-- AIM --
Find the string "color" in the entries and copy each line that has it.

---------- RECORD EXTRACTS

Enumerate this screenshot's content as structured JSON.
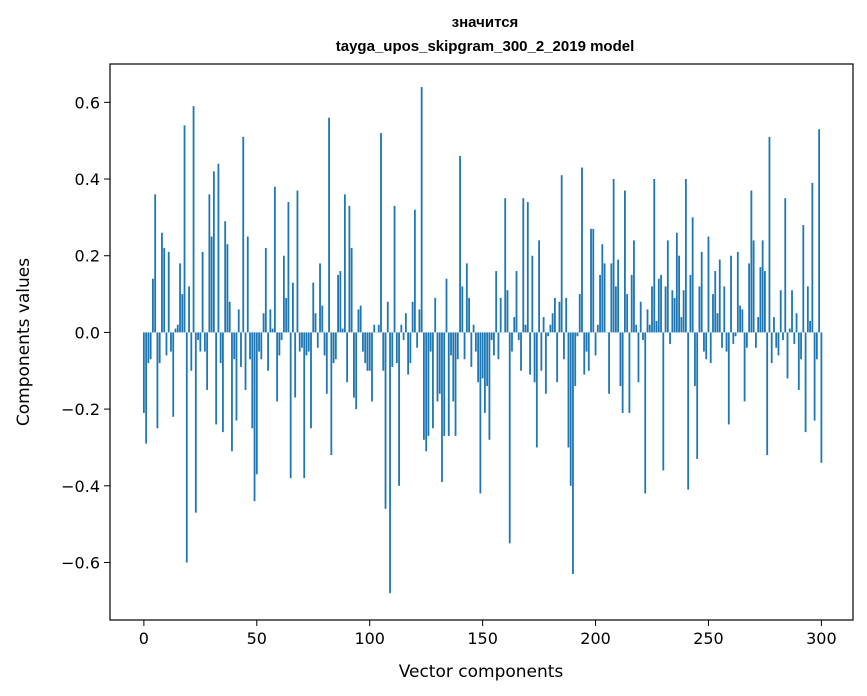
{
  "chart_data": {
    "type": "bar",
    "title": "значится",
    "subtitle": "tayga_upos_skipgram_300_2_2019 model",
    "xlabel": "Vector components",
    "ylabel": "Components values",
    "xlim": [
      -15,
      314
    ],
    "ylim": [
      -0.75,
      0.7
    ],
    "x_ticks": [
      0,
      50,
      100,
      150,
      200,
      250,
      300
    ],
    "x_tick_labels": [
      "0",
      "50",
      "100",
      "150",
      "200",
      "250",
      "300"
    ],
    "y_ticks": [
      -0.6,
      -0.4,
      -0.2,
      0.0,
      0.2,
      0.4,
      0.6
    ],
    "y_tick_labels": [
      "−0.6",
      "−0.4",
      "−0.2",
      "0.0",
      "0.2",
      "0.4",
      "0.6"
    ],
    "grid": false,
    "color": "#1f77b4",
    "x_start": 0,
    "values": [
      -0.21,
      -0.29,
      -0.08,
      -0.07,
      0.14,
      0.36,
      -0.25,
      -0.08,
      0.26,
      0.22,
      -0.06,
      0.21,
      -0.05,
      -0.22,
      0.01,
      0.02,
      0.18,
      0.1,
      0.54,
      -0.6,
      0.12,
      -0.1,
      0.59,
      -0.47,
      -0.02,
      -0.05,
      0.21,
      -0.05,
      -0.15,
      0.36,
      0.25,
      0.42,
      -0.24,
      0.44,
      -0.08,
      -0.26,
      0.29,
      0.23,
      0.08,
      -0.31,
      -0.07,
      -0.23,
      0.06,
      -0.09,
      0.51,
      -0.15,
      0.25,
      -0.07,
      -0.25,
      -0.44,
      -0.37,
      -0.05,
      -0.07,
      0.05,
      0.22,
      -0.1,
      0.06,
      0.01,
      0.38,
      -0.18,
      -0.06,
      -0.02,
      0.2,
      0.09,
      0.34,
      -0.38,
      0.13,
      -0.17,
      0.37,
      -0.05,
      -0.04,
      -0.38,
      -0.06,
      -0.05,
      -0.25,
      0.13,
      0.05,
      -0.04,
      0.18,
      0.07,
      -0.06,
      -0.16,
      0.56,
      -0.32,
      -0.08,
      -0.07,
      0.15,
      0.16,
      0.01,
      0.36,
      -0.13,
      0.33,
      0.22,
      -0.17,
      -0.2,
      0.06,
      0.07,
      -0.05,
      -0.08,
      -0.1,
      -0.1,
      -0.18,
      0.02,
      0.0,
      0.02,
      0.52,
      -0.1,
      -0.46,
      0.08,
      -0.68,
      -0.09,
      0.33,
      -0.08,
      -0.4,
      0.02,
      -0.02,
      0.05,
      -0.11,
      -0.08,
      0.08,
      0.32,
      -0.04,
      0.06,
      0.64,
      -0.28,
      -0.31,
      -0.27,
      -0.05,
      -0.25,
      0.09,
      -0.18,
      -0.16,
      -0.39,
      -0.27,
      0.14,
      -0.27,
      -0.06,
      -0.18,
      -0.27,
      -0.07,
      0.46,
      0.12,
      -0.07,
      0.18,
      0.09,
      -0.09,
      0.02,
      -0.05,
      -0.13,
      -0.42,
      -0.12,
      -0.21,
      -0.14,
      -0.28,
      -0.02,
      -0.06,
      0.16,
      -0.07,
      0.09,
      0.0,
      0.35,
      0.11,
      -0.55,
      -0.05,
      0.04,
      0.16,
      -0.02,
      -0.1,
      0.35,
      0.02,
      0.34,
      -0.11,
      0.2,
      -0.13,
      -0.3,
      0.24,
      -0.1,
      0.04,
      -0.16,
      -0.01,
      0.02,
      0.05,
      0.09,
      -0.13,
      0.08,
      0.41,
      -0.07,
      0.09,
      -0.3,
      -0.4,
      -0.63,
      -0.14,
      -0.01,
      0.1,
      0.43,
      -0.11,
      -0.05,
      -0.1,
      0.27,
      0.27,
      -0.06,
      0.02,
      0.15,
      0.23,
      0.18,
      0.0,
      -0.16,
      0.18,
      0.4,
      0.12,
      0.19,
      -0.14,
      -0.21,
      0.37,
      0.1,
      -0.21,
      0.15,
      0.24,
      0.02,
      -0.13,
      0.08,
      -0.02,
      -0.42,
      0.06,
      0.02,
      0.12,
      0.4,
      0.03,
      0.14,
      0.15,
      -0.36,
      0.12,
      0.24,
      -0.03,
      0.11,
      0.09,
      0.26,
      0.2,
      0.04,
      0.11,
      0.4,
      -0.41,
      0.15,
      0.3,
      -0.14,
      -0.33,
      0.12,
      0.21,
      -0.05,
      -0.07,
      0.25,
      -0.08,
      0.1,
      0.16,
      0.05,
      0.19,
      -0.04,
      0.12,
      -0.05,
      -0.24,
      0.2,
      -0.03,
      -0.01,
      0.21,
      0.07,
      0.06,
      -0.18,
      -0.04,
      0.18,
      0.37,
      0.24,
      -0.04,
      0.04,
      0.17,
      0.24,
      0.16,
      -0.32,
      0.51,
      -0.08,
      0.04,
      -0.04,
      -0.06,
      0.11,
      -0.02,
      0.35,
      -0.12,
      0.01,
      0.11,
      -0.03,
      0.05,
      -0.15,
      -0.07,
      0.28,
      -0.26,
      0.12,
      0.03,
      0.39,
      -0.23,
      -0.07,
      0.53,
      -0.34
    ]
  }
}
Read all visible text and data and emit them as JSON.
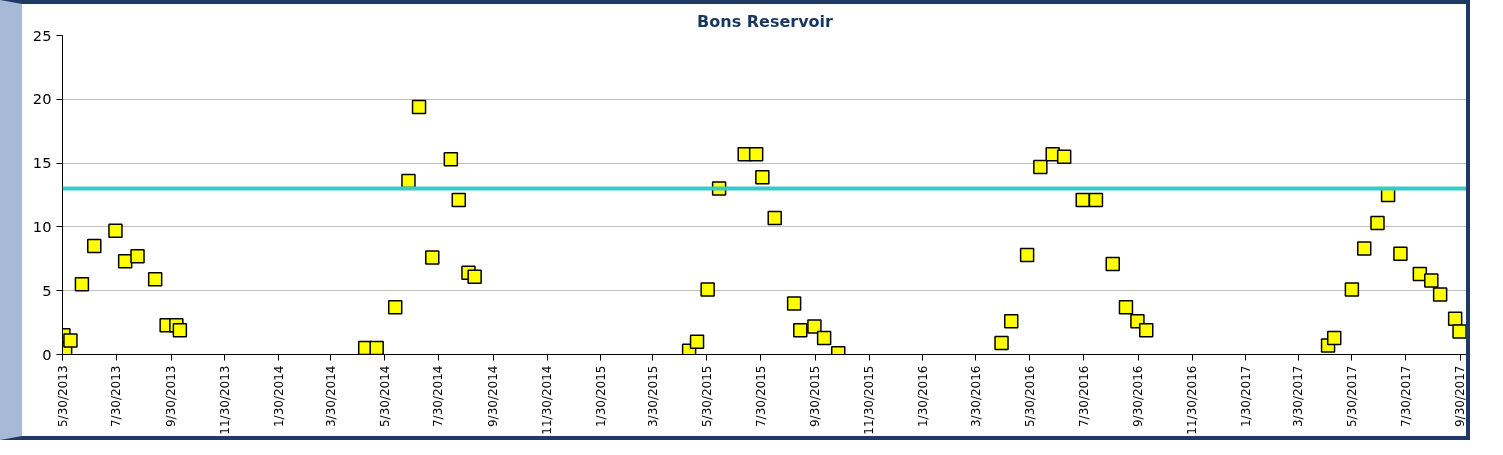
{
  "chart_data": {
    "type": "scatter",
    "title": "Bons Reservoir",
    "x": [
      "2013-05-31",
      "2013-06-02",
      "2013-06-08",
      "2013-06-21",
      "2013-07-05",
      "2013-07-29",
      "2013-08-09",
      "2013-08-23",
      "2013-09-12",
      "2013-09-25",
      "2013-10-06",
      "2013-10-10",
      "2014-05-08",
      "2014-05-21",
      "2014-06-11",
      "2014-06-26",
      "2014-07-08",
      "2014-07-23",
      "2014-08-13",
      "2014-08-22",
      "2014-09-02",
      "2014-09-09",
      "2015-05-10",
      "2015-05-19",
      "2015-05-31",
      "2015-06-13",
      "2015-07-12",
      "2015-07-25",
      "2015-08-01",
      "2015-08-15",
      "2015-09-06",
      "2015-09-13",
      "2015-09-29",
      "2015-10-10",
      "2015-10-26",
      "2016-04-28",
      "2016-05-09",
      "2016-05-27",
      "2016-06-11",
      "2016-06-25",
      "2016-07-08",
      "2016-07-29",
      "2016-08-13",
      "2016-09-01",
      "2016-09-16",
      "2016-09-29",
      "2016-10-09",
      "2017-05-03",
      "2017-05-10",
      "2017-05-30",
      "2017-06-13",
      "2017-06-28",
      "2017-07-10",
      "2017-07-24",
      "2017-08-15",
      "2017-08-28",
      "2017-09-07",
      "2017-09-24",
      "2017-09-29"
    ],
    "values": [
      1.5,
      0.4,
      1.1,
      5.5,
      8.5,
      9.7,
      7.3,
      7.7,
      5.9,
      2.3,
      2.3,
      1.9,
      0.5,
      0.5,
      3.7,
      13.6,
      19.4,
      7.6,
      15.3,
      12.1,
      6.4,
      6.1,
      0.3,
      1.0,
      5.1,
      13.0,
      15.7,
      15.7,
      13.9,
      10.7,
      4.0,
      1.9,
      2.2,
      1.3,
      0.1,
      0.9,
      2.6,
      7.8,
      14.7,
      15.7,
      15.5,
      12.1,
      12.1,
      7.1,
      3.7,
      2.6,
      1.9,
      0.7,
      1.3,
      5.1,
      8.3,
      10.3,
      12.5,
      7.9,
      6.3,
      5.8,
      4.7,
      2.8,
      1.8
    ],
    "color": "#ffff00",
    "marker": "square",
    "xlim": [
      "2013-05-30",
      "2017-10-08"
    ],
    "ylim": [
      0,
      25
    ],
    "yticks": [
      0,
      5,
      10,
      15,
      20,
      25
    ],
    "xticks": [
      {
        "value": "2013-05-30",
        "label": "5/30/2013"
      },
      {
        "value": "2013-07-30",
        "label": "7/30/2013"
      },
      {
        "value": "2013-09-30",
        "label": "9/30/2013"
      },
      {
        "value": "2013-11-30",
        "label": "11/30/2013"
      },
      {
        "value": "2014-01-30",
        "label": "1/30/2014"
      },
      {
        "value": "2014-03-30",
        "label": "3/30/2014"
      },
      {
        "value": "2014-05-30",
        "label": "5/30/2014"
      },
      {
        "value": "2014-07-30",
        "label": "7/30/2014"
      },
      {
        "value": "2014-09-30",
        "label": "9/30/2014"
      },
      {
        "value": "2014-11-30",
        "label": "11/30/2014"
      },
      {
        "value": "2015-01-30",
        "label": "1/30/2015"
      },
      {
        "value": "2015-03-30",
        "label": "3/30/2015"
      },
      {
        "value": "2015-05-30",
        "label": "5/30/2015"
      },
      {
        "value": "2015-07-30",
        "label": "7/30/2015"
      },
      {
        "value": "2015-09-30",
        "label": "9/30/2015"
      },
      {
        "value": "2015-11-30",
        "label": "11/30/2015"
      },
      {
        "value": "2016-01-30",
        "label": "1/30/2016"
      },
      {
        "value": "2016-03-30",
        "label": "3/30/2016"
      },
      {
        "value": "2016-05-30",
        "label": "5/30/2016"
      },
      {
        "value": "2016-07-30",
        "label": "7/30/2016"
      },
      {
        "value": "2016-09-30",
        "label": "9/30/2016"
      },
      {
        "value": "2016-11-30",
        "label": "11/30/2016"
      },
      {
        "value": "2017-01-30",
        "label": "1/30/2017"
      },
      {
        "value": "2017-03-30",
        "label": "3/30/2017"
      },
      {
        "value": "2017-05-30",
        "label": "5/30/2017"
      },
      {
        "value": "2017-07-30",
        "label": "7/30/2017"
      },
      {
        "value": "2017-09-30",
        "label": "9/30/2017"
      }
    ],
    "grid": "y",
    "ref_lines": [
      {
        "axis": "y",
        "value": 13,
        "color": "#3cc8c8"
      }
    ]
  }
}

--------------------

-- FINISHED EXERCISE --
    "color": "#1f77b4",
    "color": "#ffff00",
        "color": "#3cc8c8"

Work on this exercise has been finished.